DOCUMENT PASSAGE
— begin —

A Well-Styled Television Cast Does More Than Look the Part—It Defines an Era

Collage by Ashlynn Thompson

When you think of your favorite television shows, is the first thing that comes to mind the hilarious characters? The melodramatic storylines? Or is it the iconic clothes? If you’re like me, it’s those unforgettable designer moments. I mean, Fran Fine’s leopard skirt suit from the first episode of The Nanny was the perfect mix of sexy and sweet and set the tone for her flashy looks to come. And Maddie Perez’s purple two-piece set in Euphoria‘s carnival episode was the epitome of savage, proving she was 100% that b*tch. Or that time when Carrie got robbed in that one episode of Sex and the City, and she lost her favorite strappy Manolos and her sparkly Fendi baguette bag?!

I’m not the only one who’s obsessed either. There are websites dedicated to the style seen on television (see Worn on TV), and Instagram accounts are devoted to the fashion seen on classic shows (I recommend @everyoutfitonsatc and @whatfranwore). We fixate over the highly covetable outfits seen on Grown-ish or Killing Eve and study YouTube videos on how to get the style of our favorite Euphoria characters. It’s incredibly addictive.

What I’m trying to say is costume design is an essential part of any production. It’s a means of enhancing the image of a character through the fashion (or non-fashion) of the times. Costume design aids in storytelling, developing the arc of a character, and conveys how that character wants the world to see him/herself.

— end —

Items from a dataset
— begin —

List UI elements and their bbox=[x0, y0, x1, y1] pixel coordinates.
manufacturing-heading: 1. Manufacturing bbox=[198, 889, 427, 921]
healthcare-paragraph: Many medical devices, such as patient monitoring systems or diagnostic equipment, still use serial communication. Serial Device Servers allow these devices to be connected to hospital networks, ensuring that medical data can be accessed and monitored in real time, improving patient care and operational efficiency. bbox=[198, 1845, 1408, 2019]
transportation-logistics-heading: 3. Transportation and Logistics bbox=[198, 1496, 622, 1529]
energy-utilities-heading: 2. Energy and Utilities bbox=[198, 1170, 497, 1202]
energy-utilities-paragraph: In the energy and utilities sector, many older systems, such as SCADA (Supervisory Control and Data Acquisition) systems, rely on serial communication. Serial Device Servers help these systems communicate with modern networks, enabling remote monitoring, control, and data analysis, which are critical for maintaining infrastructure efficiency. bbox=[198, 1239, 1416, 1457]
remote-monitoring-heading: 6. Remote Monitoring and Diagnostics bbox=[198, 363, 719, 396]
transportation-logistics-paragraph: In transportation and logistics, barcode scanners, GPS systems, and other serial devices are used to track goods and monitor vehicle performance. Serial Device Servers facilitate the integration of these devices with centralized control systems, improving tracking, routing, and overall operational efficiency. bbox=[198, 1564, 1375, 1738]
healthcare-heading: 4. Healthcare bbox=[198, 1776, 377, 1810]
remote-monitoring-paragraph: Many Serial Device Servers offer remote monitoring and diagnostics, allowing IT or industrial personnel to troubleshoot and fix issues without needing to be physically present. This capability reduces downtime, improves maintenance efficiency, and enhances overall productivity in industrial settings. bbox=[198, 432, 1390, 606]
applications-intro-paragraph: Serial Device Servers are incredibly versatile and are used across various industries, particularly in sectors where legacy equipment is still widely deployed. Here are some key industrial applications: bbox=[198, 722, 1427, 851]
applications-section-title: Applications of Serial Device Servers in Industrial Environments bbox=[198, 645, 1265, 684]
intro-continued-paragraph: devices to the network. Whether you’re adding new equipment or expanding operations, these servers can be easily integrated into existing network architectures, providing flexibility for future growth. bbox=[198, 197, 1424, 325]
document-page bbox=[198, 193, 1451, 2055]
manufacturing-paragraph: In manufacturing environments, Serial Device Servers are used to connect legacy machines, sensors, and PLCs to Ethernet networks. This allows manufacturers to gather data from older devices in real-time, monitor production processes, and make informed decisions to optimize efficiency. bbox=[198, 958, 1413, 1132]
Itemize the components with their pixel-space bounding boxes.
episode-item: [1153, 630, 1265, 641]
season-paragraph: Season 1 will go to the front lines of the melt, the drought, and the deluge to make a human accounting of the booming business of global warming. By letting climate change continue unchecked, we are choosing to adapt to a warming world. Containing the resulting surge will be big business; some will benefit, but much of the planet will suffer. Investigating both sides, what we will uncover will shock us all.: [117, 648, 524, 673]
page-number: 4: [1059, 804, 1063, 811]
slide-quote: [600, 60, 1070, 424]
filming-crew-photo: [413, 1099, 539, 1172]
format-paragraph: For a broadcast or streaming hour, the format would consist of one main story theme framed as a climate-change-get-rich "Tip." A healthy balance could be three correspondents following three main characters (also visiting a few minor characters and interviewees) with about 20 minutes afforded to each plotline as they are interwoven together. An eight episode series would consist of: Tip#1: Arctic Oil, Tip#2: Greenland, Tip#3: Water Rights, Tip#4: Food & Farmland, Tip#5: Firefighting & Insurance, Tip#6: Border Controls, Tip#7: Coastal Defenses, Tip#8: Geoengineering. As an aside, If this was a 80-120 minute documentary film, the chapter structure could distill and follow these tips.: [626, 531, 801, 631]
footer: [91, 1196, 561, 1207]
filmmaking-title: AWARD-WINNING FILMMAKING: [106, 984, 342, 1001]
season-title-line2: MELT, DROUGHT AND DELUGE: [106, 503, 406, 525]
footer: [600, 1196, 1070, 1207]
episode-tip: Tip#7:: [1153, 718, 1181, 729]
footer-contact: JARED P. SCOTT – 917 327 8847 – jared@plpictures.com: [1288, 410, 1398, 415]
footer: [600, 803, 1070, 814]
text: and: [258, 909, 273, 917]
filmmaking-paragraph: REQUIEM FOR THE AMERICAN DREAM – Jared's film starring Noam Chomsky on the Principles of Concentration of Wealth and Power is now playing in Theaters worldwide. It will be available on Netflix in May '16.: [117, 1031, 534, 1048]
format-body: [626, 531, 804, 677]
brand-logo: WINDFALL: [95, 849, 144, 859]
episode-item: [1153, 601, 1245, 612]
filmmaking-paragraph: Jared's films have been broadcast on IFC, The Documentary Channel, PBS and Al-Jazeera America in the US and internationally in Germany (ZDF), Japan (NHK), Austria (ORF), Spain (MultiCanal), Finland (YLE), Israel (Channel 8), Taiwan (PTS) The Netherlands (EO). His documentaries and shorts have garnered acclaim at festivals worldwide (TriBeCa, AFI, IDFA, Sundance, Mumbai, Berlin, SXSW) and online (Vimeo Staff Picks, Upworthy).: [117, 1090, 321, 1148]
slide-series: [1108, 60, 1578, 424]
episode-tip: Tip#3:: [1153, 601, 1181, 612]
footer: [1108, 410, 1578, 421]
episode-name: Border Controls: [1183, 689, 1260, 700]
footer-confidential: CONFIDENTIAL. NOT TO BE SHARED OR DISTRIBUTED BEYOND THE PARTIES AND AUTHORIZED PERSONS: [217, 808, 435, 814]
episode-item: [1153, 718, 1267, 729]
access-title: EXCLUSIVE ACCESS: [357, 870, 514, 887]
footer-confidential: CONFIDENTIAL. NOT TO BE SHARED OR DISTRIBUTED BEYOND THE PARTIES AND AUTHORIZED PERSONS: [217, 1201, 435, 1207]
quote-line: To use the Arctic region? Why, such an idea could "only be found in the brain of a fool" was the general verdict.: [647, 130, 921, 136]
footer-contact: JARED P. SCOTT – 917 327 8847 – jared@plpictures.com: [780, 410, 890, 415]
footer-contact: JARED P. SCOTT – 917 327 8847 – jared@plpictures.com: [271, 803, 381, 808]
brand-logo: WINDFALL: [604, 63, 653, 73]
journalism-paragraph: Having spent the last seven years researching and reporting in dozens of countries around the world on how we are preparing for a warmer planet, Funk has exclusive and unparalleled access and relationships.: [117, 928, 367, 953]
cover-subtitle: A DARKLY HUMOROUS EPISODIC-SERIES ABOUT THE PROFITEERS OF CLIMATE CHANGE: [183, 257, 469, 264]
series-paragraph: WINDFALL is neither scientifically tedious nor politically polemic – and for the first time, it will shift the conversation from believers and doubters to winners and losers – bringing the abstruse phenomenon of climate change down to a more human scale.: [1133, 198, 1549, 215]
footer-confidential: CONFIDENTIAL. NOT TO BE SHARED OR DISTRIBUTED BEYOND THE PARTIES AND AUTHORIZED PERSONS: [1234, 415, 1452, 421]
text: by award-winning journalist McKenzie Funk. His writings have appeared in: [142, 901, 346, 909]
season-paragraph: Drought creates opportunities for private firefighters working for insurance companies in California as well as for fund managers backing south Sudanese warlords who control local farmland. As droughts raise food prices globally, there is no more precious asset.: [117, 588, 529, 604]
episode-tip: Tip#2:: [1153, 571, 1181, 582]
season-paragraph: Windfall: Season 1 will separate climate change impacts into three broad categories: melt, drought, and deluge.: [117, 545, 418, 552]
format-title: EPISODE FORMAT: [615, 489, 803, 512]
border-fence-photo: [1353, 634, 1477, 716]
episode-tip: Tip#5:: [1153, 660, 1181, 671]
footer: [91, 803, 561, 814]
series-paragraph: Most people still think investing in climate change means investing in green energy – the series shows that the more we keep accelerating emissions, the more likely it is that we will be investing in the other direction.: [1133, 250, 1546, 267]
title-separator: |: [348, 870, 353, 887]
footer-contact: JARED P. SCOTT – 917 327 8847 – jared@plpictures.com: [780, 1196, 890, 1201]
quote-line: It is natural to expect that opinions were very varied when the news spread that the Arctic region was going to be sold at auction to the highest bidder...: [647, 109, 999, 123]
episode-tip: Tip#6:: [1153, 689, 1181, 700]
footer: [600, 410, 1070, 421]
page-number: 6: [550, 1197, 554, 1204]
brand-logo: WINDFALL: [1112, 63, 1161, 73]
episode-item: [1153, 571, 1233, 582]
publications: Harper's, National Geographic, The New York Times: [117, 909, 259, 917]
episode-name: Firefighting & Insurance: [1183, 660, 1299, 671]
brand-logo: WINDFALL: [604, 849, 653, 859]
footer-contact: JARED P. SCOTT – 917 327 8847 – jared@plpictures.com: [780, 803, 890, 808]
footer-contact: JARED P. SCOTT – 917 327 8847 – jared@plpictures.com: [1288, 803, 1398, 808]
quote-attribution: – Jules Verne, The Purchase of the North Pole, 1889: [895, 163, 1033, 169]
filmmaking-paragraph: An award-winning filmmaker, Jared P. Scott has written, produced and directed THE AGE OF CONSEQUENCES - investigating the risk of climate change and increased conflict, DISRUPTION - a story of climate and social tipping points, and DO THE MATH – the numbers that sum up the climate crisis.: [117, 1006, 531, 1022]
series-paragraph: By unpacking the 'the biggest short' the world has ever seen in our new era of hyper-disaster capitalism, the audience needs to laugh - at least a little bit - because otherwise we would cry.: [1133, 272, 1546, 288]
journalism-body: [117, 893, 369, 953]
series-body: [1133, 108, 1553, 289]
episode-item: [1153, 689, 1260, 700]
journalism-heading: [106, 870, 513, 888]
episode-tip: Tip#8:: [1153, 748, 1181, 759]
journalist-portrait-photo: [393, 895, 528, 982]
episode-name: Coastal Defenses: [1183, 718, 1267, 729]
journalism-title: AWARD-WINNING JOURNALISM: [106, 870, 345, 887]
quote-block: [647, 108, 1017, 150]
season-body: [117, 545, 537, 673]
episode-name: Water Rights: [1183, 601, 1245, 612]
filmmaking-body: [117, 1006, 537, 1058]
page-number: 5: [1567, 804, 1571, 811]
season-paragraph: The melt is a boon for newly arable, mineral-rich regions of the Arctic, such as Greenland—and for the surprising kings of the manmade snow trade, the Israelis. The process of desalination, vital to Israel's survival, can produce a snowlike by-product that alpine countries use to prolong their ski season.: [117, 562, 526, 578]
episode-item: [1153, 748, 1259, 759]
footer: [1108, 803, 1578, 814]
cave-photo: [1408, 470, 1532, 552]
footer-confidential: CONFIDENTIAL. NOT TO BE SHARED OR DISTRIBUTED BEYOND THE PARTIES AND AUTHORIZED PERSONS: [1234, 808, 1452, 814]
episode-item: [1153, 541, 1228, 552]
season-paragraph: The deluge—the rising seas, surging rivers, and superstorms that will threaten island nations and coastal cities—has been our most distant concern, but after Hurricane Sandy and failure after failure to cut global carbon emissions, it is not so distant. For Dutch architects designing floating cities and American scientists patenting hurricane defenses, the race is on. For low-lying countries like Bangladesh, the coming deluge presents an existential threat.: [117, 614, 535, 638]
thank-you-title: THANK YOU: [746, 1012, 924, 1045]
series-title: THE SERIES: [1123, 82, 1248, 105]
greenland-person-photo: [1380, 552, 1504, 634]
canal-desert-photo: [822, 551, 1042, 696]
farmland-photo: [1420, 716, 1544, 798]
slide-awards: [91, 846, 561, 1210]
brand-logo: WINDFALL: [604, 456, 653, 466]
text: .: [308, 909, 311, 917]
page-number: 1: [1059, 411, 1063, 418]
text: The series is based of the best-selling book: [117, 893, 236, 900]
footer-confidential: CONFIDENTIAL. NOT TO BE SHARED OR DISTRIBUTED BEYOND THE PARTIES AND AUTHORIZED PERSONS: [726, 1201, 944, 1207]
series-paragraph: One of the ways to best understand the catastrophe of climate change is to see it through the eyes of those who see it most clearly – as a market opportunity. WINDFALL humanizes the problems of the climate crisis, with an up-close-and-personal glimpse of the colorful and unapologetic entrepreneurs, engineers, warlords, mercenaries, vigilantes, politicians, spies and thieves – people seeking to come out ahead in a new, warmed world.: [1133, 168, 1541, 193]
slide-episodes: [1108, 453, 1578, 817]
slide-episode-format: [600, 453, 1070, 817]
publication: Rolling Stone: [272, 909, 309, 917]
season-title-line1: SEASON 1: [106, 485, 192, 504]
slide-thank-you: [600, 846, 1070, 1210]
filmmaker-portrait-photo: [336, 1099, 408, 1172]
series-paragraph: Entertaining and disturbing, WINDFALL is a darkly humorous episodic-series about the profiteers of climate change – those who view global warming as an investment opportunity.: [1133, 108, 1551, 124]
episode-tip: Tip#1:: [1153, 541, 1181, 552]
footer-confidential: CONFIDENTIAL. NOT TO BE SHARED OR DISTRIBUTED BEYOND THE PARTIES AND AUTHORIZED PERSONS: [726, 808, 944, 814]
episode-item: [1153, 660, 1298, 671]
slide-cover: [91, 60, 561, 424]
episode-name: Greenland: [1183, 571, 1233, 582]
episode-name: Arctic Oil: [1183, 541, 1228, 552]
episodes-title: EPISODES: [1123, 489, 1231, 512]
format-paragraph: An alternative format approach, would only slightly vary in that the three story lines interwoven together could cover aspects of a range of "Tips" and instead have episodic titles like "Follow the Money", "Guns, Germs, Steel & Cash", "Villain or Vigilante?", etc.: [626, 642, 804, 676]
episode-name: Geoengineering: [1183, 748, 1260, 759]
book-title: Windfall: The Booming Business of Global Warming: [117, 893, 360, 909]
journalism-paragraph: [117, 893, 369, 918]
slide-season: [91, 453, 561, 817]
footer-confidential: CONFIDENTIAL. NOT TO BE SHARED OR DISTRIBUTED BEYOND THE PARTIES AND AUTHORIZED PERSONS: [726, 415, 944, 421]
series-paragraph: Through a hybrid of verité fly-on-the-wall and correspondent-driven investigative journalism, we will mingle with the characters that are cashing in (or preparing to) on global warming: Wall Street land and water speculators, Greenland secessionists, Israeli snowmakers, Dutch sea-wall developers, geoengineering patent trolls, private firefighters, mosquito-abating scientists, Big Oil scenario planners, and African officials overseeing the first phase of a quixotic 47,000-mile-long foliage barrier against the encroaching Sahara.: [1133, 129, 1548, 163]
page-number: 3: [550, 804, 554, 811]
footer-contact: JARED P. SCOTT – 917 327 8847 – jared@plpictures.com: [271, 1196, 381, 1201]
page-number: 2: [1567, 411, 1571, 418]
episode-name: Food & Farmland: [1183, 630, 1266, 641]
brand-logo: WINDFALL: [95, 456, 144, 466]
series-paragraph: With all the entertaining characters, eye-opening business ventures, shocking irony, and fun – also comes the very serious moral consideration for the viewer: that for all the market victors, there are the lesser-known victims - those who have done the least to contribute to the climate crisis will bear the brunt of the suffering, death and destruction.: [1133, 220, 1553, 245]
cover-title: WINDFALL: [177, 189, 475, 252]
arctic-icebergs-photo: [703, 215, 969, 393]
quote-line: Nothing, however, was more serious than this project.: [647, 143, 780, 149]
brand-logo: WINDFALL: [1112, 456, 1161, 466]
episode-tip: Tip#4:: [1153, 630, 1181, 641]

— end —

COMPLETE THE FOLLOWING
a) Which two Instagram accounts does the television costume piece recommend?
b) Rewrite the stretch of the records from the start through the line containing "transportation-logistics-heading: 3. Transportation", changing "hospital networks" to "clinic networks" and keeping everything else as is.

SOLUTIONS TO THE TASKS
a) @everyoutfitonsatc and @whatfranwore

b)
List UI elements and their bbox=[x0, y0, x1, y1] pixel coordinates.
manufacturing-heading: 1. Manufacturing bbox=[198, 889, 427, 921]
healthcare-paragraph: Many medical devices, such as patient monitoring systems or diagnostic equipment, still use serial communication. Serial Device Servers allow these devices to be connected to clinic networks, ensuring that medical data can be accessed and monitored in real time, improving patient care and operational efficiency. bbox=[198, 1845, 1408, 2019]
transportation-logistics-heading: 3. Transportation and Logistics bbox=[198, 1496, 622, 1529]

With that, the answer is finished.